* GOAL: Find every line in the records below that contains the word "have", and copy each such line.

* WORKING DATA:
┌────────
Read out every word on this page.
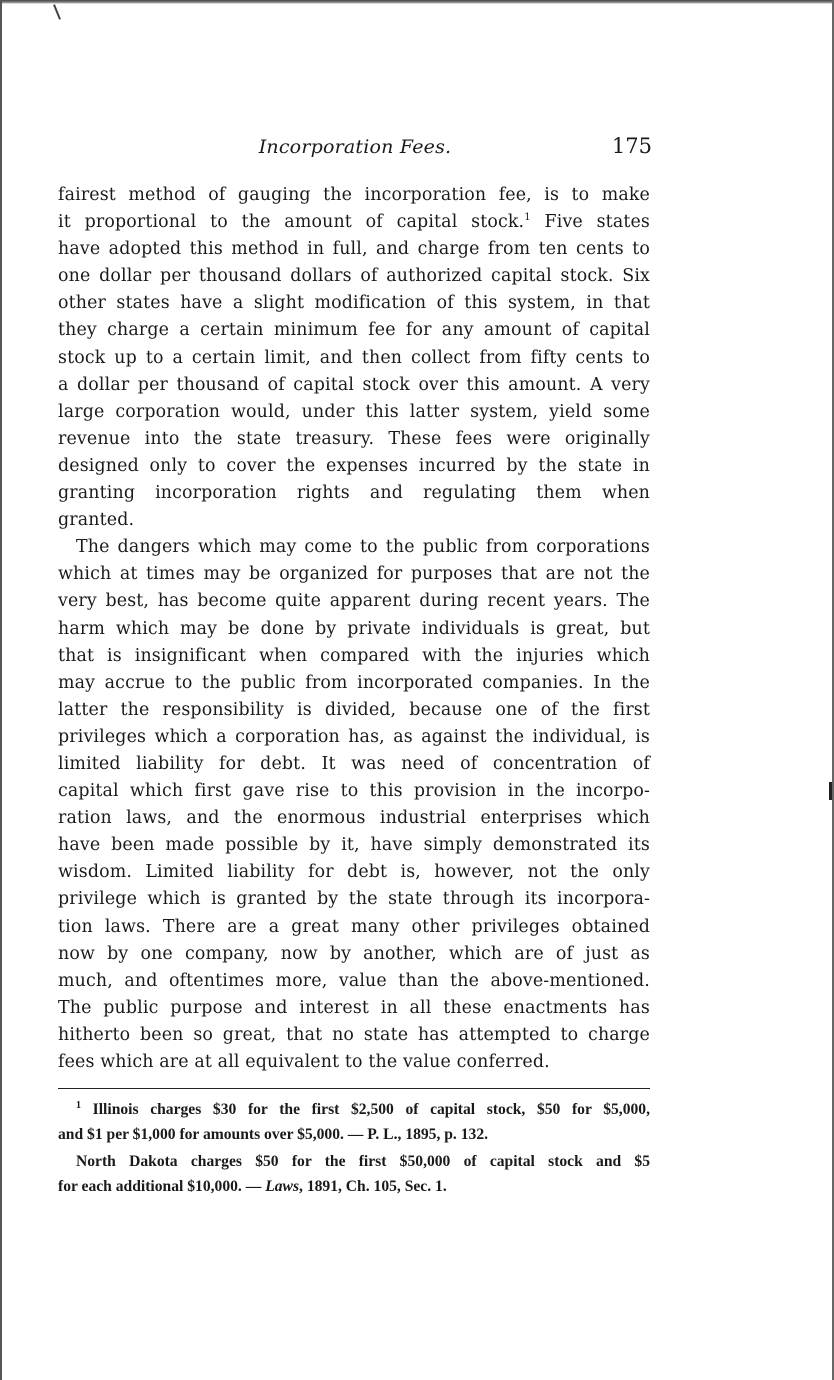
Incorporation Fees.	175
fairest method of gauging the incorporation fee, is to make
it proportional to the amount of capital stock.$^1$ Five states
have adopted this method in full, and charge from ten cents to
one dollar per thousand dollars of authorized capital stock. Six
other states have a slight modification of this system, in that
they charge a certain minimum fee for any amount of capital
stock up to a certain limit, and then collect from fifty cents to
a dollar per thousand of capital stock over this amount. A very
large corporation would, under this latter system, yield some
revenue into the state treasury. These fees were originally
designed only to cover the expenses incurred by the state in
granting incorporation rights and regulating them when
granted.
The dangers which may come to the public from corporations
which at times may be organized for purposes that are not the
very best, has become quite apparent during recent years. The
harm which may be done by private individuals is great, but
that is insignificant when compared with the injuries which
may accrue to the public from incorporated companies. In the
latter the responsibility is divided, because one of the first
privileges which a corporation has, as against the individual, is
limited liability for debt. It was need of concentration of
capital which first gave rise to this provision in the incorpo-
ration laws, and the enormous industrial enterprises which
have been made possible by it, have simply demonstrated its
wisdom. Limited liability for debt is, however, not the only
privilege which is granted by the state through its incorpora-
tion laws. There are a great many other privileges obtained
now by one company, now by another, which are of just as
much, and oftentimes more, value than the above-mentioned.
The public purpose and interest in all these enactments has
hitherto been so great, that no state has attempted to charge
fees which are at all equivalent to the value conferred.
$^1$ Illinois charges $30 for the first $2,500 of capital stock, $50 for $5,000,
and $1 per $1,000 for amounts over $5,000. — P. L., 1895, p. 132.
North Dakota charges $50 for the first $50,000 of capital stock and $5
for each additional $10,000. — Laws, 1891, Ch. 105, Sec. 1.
└────────
* RESULT OF THIS EXERCISE:
have adopted this method in full, and charge from ten cents to
other states have a slight modification of this system, in that
have been made possible by it, have simply demonstrated its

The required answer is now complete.